Region boundary data
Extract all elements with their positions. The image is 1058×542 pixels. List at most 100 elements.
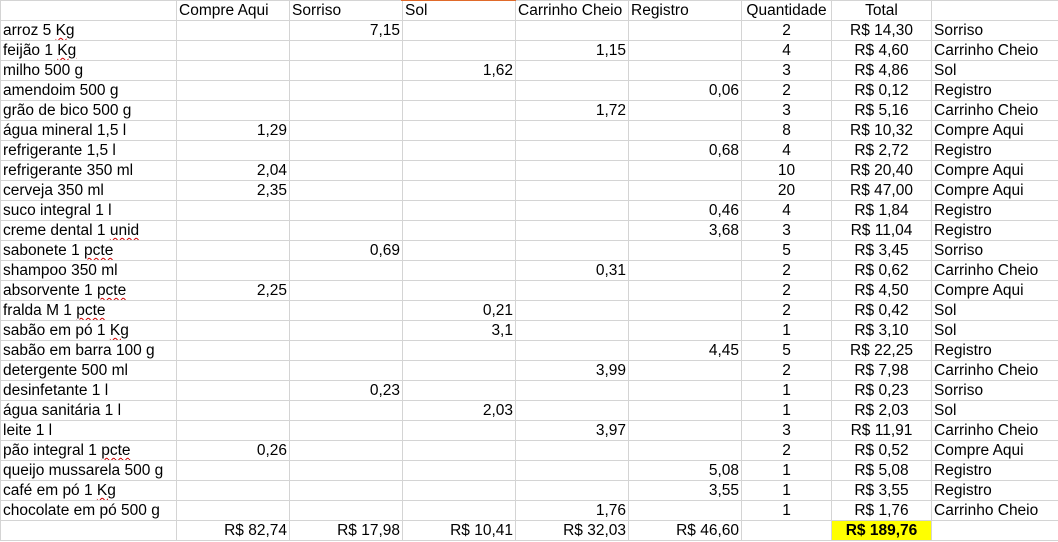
empty-cell[interactable] (931, 520, 1058, 541)
price-cell[interactable]: 1,62 (402, 60, 516, 81)
total-cell[interactable]: R$ 47,00 (831, 180, 932, 201)
price-cell[interactable] (289, 180, 403, 201)
price-cell[interactable] (289, 40, 403, 61)
total-cell[interactable]: R$ 3,10 (831, 320, 932, 341)
price-cell[interactable] (628, 300, 742, 321)
header-cell[interactable]: Total (831, 0, 932, 21)
price-cell[interactable] (402, 40, 516, 61)
price-cell[interactable] (628, 40, 742, 61)
quantity-cell[interactable]: 1 (741, 500, 832, 521)
item-name-cell[interactable]: milho 500 g (0, 60, 177, 81)
price-cell[interactable] (402, 20, 516, 41)
price-cell[interactable] (515, 180, 629, 201)
quantity-cell[interactable]: 4 (741, 140, 832, 161)
quantity-cell[interactable]: 2 (741, 260, 832, 281)
quantity-cell[interactable]: 1 (741, 460, 832, 481)
item-name-cell[interactable]: queijo mussarela 500 g (0, 460, 177, 481)
price-cell[interactable]: 0,21 (402, 300, 516, 321)
price-cell[interactable] (176, 380, 290, 401)
price-cell[interactable]: 0,68 (628, 140, 742, 161)
price-cell[interactable] (515, 300, 629, 321)
price-cell[interactable]: 1,29 (176, 120, 290, 141)
price-cell[interactable] (515, 240, 629, 261)
cheapest-store-cell[interactable]: Compre Aqui (931, 440, 1058, 461)
price-cell[interactable] (515, 60, 629, 81)
item-name-cell[interactable]: cerveja 350 ml (0, 180, 177, 201)
total-cell[interactable]: R$ 10,32 (831, 120, 932, 141)
item-name-cell[interactable]: detergente 500 ml (0, 360, 177, 381)
price-cell[interactable]: 1,72 (515, 100, 629, 121)
item-name-cell[interactable]: shampoo 350 ml (0, 260, 177, 281)
quantity-cell[interactable]: 3 (741, 60, 832, 81)
price-cell[interactable] (176, 200, 290, 221)
item-name-cell[interactable]: café em pó 1 Kg (0, 480, 177, 501)
price-cell[interactable] (402, 420, 516, 441)
total-cell[interactable]: R$ 14,30 (831, 20, 932, 41)
total-cell[interactable]: R$ 3,55 (831, 480, 932, 501)
price-cell[interactable]: 0,69 (289, 240, 403, 261)
price-cell[interactable] (289, 420, 403, 441)
price-cell[interactable] (402, 220, 516, 241)
quantity-cell[interactable]: 20 (741, 180, 832, 201)
quantity-cell[interactable]: 3 (741, 220, 832, 241)
price-cell[interactable] (628, 100, 742, 121)
price-cell[interactable] (402, 360, 516, 381)
price-cell[interactable] (176, 360, 290, 381)
header-cell[interactable]: Compre Aqui (176, 0, 290, 21)
quantity-cell[interactable]: 1 (741, 380, 832, 401)
price-cell[interactable] (176, 300, 290, 321)
price-cell[interactable]: 3,97 (515, 420, 629, 441)
price-cell[interactable] (402, 380, 516, 401)
cheapest-store-cell[interactable]: Registro (931, 220, 1058, 241)
header-cell[interactable]: Registro (628, 0, 742, 21)
cheapest-store-cell[interactable]: Registro (931, 140, 1058, 161)
cheapest-store-cell[interactable]: Sorriso (931, 20, 1058, 41)
cheapest-store-cell[interactable]: Registro (931, 80, 1058, 101)
quantity-cell[interactable]: 5 (741, 340, 832, 361)
price-cell[interactable] (289, 200, 403, 221)
item-name-cell[interactable]: amendoim 500 g (0, 80, 177, 101)
header-cell[interactable]: Sorriso (289, 0, 403, 21)
store-total-cell[interactable]: R$ 82,74 (176, 520, 290, 541)
totals-label-cell[interactable] (0, 520, 177, 541)
price-cell[interactable] (402, 440, 516, 461)
price-cell[interactable] (289, 480, 403, 501)
price-cell[interactable] (402, 160, 516, 181)
quantity-cell[interactable]: 1 (741, 320, 832, 341)
price-cell[interactable] (628, 320, 742, 341)
total-cell[interactable]: R$ 7,98 (831, 360, 932, 381)
quantity-cell[interactable]: 2 (741, 20, 832, 41)
cheapest-store-cell[interactable]: Carrinho Cheio (931, 100, 1058, 121)
cheapest-store-cell[interactable]: Compre Aqui (931, 120, 1058, 141)
header-cell[interactable]: Carrinho Cheio (515, 0, 629, 21)
price-cell[interactable] (628, 160, 742, 181)
cheapest-store-cell[interactable]: Carrinho Cheio (931, 360, 1058, 381)
price-cell[interactable] (176, 340, 290, 361)
quantity-cell[interactable]: 1 (741, 400, 832, 421)
price-cell[interactable]: 3,99 (515, 360, 629, 381)
cheapest-store-cell[interactable]: Registro (931, 460, 1058, 481)
cheapest-store-cell[interactable]: Carrinho Cheio (931, 420, 1058, 441)
total-cell[interactable]: R$ 2,72 (831, 140, 932, 161)
price-cell[interactable] (515, 480, 629, 501)
store-total-cell[interactable]: R$ 17,98 (289, 520, 403, 541)
price-cell[interactable] (402, 120, 516, 141)
grand-total-cell[interactable]: R$ 189,76 (831, 520, 932, 541)
quantity-cell[interactable]: 4 (741, 40, 832, 61)
item-name-cell[interactable]: arroz 5 Kg (0, 20, 177, 41)
price-cell[interactable]: 1,15 (515, 40, 629, 61)
header-cell[interactable] (931, 0, 1058, 21)
item-name-cell[interactable]: água mineral 1,5 l (0, 120, 177, 141)
price-cell[interactable] (515, 20, 629, 41)
price-cell[interactable]: 2,03 (402, 400, 516, 421)
item-name-cell[interactable]: sabão em pó 1 Kg (0, 320, 177, 341)
item-name-cell[interactable]: água sanitária 1 l (0, 400, 177, 421)
item-name-cell[interactable]: suco integral 1 l (0, 200, 177, 221)
quantity-cell[interactable]: 3 (741, 420, 832, 441)
price-cell[interactable] (515, 440, 629, 461)
quantity-cell[interactable]: 2 (741, 300, 832, 321)
price-cell[interactable] (289, 400, 403, 421)
total-cell[interactable]: R$ 11,91 (831, 420, 932, 441)
price-cell[interactable] (402, 100, 516, 121)
item-name-cell[interactable]: refrigerante 350 ml (0, 160, 177, 181)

→ **EXERCISE DETAILS**: Convert every one of the lines above into a Markdown table with the columns Row and Line, putting the row number in Row and the line itself in Line, and skip any blank lines. Leave the pictures out of the answer.

→ **REPLY TO THE EXERCISE**:
| Row | Line |
|---|---|
| 1 | Extract all elements with their positions. The image is 1058×542 pixels. List at most 100 elements. |
| 2 | empty-cell[interactable] (931, 520, 1058, 541) |
| 3 | price-cell[interactable]: 1,62 (402, 60, 516, 81) |
| 4 | total-cell[interactable]: R$ 47,00 (831, 180, 932, 201) |
| 5 | price-cell[interactable] (289, 180, 403, 201) |
| 6 | price-cell[interactable] (289, 40, 403, 61) |
| 7 | total-cell[interactable]: R$ 3,10 (831, 320, 932, 341) |
| 8 | price-cell[interactable] (628, 300, 742, 321) |
| 9 | header-cell[interactable]: Total (831, 0, 932, 21) |
| 10 | price-cell[interactable] (402, 40, 516, 61) |
| 11 | price-cell[interactable] (628, 40, 742, 61) |
| 12 | quantity-cell[interactable]: 1 (741, 500, 832, 521) |
| 13 | item-name-cell[interactable]: milho 500 g (0, 60, 177, 81) |
| 14 | price-cell[interactable] (402, 20, 516, 41) |
| 15 | price-cell[interactable] (515, 180, 629, 201) |
| 16 | quantity-cell[interactable]: 4 (741, 140, 832, 161) |
| 17 | quantity-cell[interactable]: 2 (741, 260, 832, 281) |
| 18 | quantity-cell[interactable]: 1 (741, 460, 832, 481) |
| 19 | item-name-cell[interactable]: queijo mussarela 500 g (0, 460, 177, 481) |
| 20 | price-cell[interactable]: 0,21 (402, 300, 516, 321) |
| 21 | price-cell[interactable] (176, 380, 290, 401) |
| 22 | price-cell[interactable]: 0,68 (628, 140, 742, 161) |
| 23 | price-cell[interactable] (515, 300, 629, 321) |
| 24 | price-cell[interactable]: 1,29 (176, 120, 290, 141) |
| 25 | price-cell[interactable] (515, 240, 629, 261) |
| 26 | cheapest-store-cell[interactable]: Compre Aqui (931, 440, 1058, 461) |
| 27 | price-cell[interactable] (515, 60, 629, 81) |
| 28 | item-name-cell[interactable]: cerveja 350 ml (0, 180, 177, 201) |
| 29 | total-cell[interactable]: R$ 10,32 (831, 120, 932, 141) |
| 30 | item-name-cell[interactable]: detergente 500 ml (0, 360, 177, 381) |
| 31 | price-cell[interactable]: 1,72 (515, 100, 629, 121) |
| 32 | item-name-cell[interactable]: shampoo 350 ml (0, 260, 177, 281) |
| 33 | quantity-cell[interactable]: 3 (741, 60, 832, 81) |
| 34 | price-cell[interactable] (176, 200, 290, 221) |
| 35 | item-name-cell[interactable]: café em pó 1 Kg (0, 480, 177, 501) |
| 36 | price-cell[interactable] (402, 420, 516, 441) |
| 37 | total-cell[interactable]: R$ 14,30 (831, 20, 932, 41) |
| 38 | total-cell[interactable]: R$ 3,55 (831, 480, 932, 501) |
| 39 | price-cell[interactable]: 0,69 (289, 240, 403, 261) |
| 40 | price-cell[interactable] (289, 420, 403, 441) |
| 41 | price-cell[interactable] (402, 220, 516, 241) |
| 42 | quantity-cell[interactable]: 20 (741, 180, 832, 201) |
| 43 | quantity-cell[interactable]: 3 (741, 220, 832, 241) |
| 44 | price-cell[interactable] (628, 100, 742, 121) |
| 45 | price-cell[interactable] (402, 360, 516, 381) |
| 46 | price-cell[interactable] (176, 360, 290, 381) |
| 47 | header-cell[interactable]: Compre Aqui (176, 0, 290, 21) |
| 48 | quantity-cell[interactable]: 1 (741, 380, 832, 401) |
| 49 | price-cell[interactable] (176, 300, 290, 321) |
| 50 | price-cell[interactable]: 3,97 (515, 420, 629, 441) |
| 51 | price-cell[interactable] (402, 380, 516, 401) |
| 52 | cheapest-store-cell[interactable]: Registro (931, 220, 1058, 241) |
| 53 | header-cell[interactable]: Registro (628, 0, 742, 21) |
| 54 | cheapest-store-cell[interactable]: Registro (931, 140, 1058, 161) |
| 55 | cheapest-store-cell[interactable]: Sorriso (931, 20, 1058, 41) |
| 56 | cheapest-store-cell[interactable]: Registro (931, 80, 1058, 101) |
| 57 | quantity-cell[interactable]: 5 (741, 340, 832, 361) |
| 58 | price-cell[interactable] (289, 200, 403, 221) |
| 59 | item-name-cell[interactable]: amendoim 500 g (0, 80, 177, 101) |
| 60 | header-cell[interactable]: Sorriso (289, 0, 403, 21) |
| 61 | store-total-cell[interactable]: R$ 82,74 (176, 520, 290, 541) |
| 62 | totals-label-cell[interactable] (0, 520, 177, 541) |
| 63 | price-cell[interactable] (402, 440, 516, 461) |
| 64 | price-cell[interactable] (289, 480, 403, 501) |
| 65 | price-cell[interactable] (402, 160, 516, 181) |
| 66 | quantity-cell[interactable]: 1 (741, 320, 832, 341) |
| 67 | price-cell[interactable] (628, 320, 742, 341) |
| 68 | total-cell[interactable]: R$ 7,98 (831, 360, 932, 381) |
| 69 | quantity-cell[interactable]: 2 (741, 20, 832, 41) |
| 70 | cheapest-store-cell[interactable]: Carrinho Cheio (931, 100, 1058, 121) |
| 71 | cheapest-store-cell[interactable]: Compre Aqui (931, 120, 1058, 141) |
| 72 | header-cell[interactable]: Carrinho Cheio (515, 0, 629, 21) |
| 73 | price-cell[interactable] (628, 160, 742, 181) |
| 74 | cheapest-store-cell[interactable]: Carrinho Cheio (931, 360, 1058, 381) |
| 75 | price-cell[interactable] (176, 340, 290, 361) |
| 76 | quantity-cell[interactable]: 1 (741, 400, 832, 421) |
| 77 | price-cell[interactable]: 3,99 (515, 360, 629, 381) |
| 78 | cheapest-store-cell[interactable]: Registro (931, 460, 1058, 481) |
| 79 | cheapest-store-cell[interactable]: Carrinho Cheio (931, 420, 1058, 441) |
| 80 | total-cell[interactable]: R$ 2,72 (831, 140, 932, 161) |
| 81 | price-cell[interactable] (515, 480, 629, 501) |
| 82 | store-total-cell[interactable]: R$ 17,98 (289, 520, 403, 541) |
| 83 | price-cell[interactable] (402, 120, 516, 141) |
| 84 | grand-total-cell[interactable]: R$ 189,76 (831, 520, 932, 541) |
| 85 | quantity-cell[interactable]: 4 (741, 40, 832, 61) |
| 86 | item-name-cell[interactable]: arroz 5 Kg (0, 20, 177, 41) |
| 87 | price-cell[interactable]: 1,15 (515, 40, 629, 61) |
| 88 | header-cell[interactable] (931, 0, 1058, 21) |
| 89 | item-name-cell[interactable]: água mineral 1,5 l (0, 120, 177, 141) |
| 90 | price-cell[interactable] (515, 20, 629, 41) |
| 91 | price-cell[interactable]: 2,03 (402, 400, 516, 421) |
| 92 | item-name-cell[interactable]: sabão em pó 1 Kg (0, 320, 177, 341) |
| 93 | item-name-cell[interactable]: água sanitária 1 l (0, 400, 177, 421) |
| 94 | item-name-cell[interactable]: suco integral 1 l (0, 200, 177, 221) |
| 95 | quantity-cell[interactable]: 3 (741, 420, 832, 441) |
| 96 | price-cell[interactable] (515, 440, 629, 461) |
| 97 | quantity-cell[interactable]: 2 (741, 300, 832, 321) |
| 98 | price-cell[interactable] (289, 400, 403, 421) |
| 99 | total-cell[interactable]: R$ 11,91 (831, 420, 932, 441) |
| 100 | price-cell[interactable] (402, 100, 516, 121) |
| 101 | item-name-cell[interactable]: refrigerante 350 ml (0, 160, 177, 181) |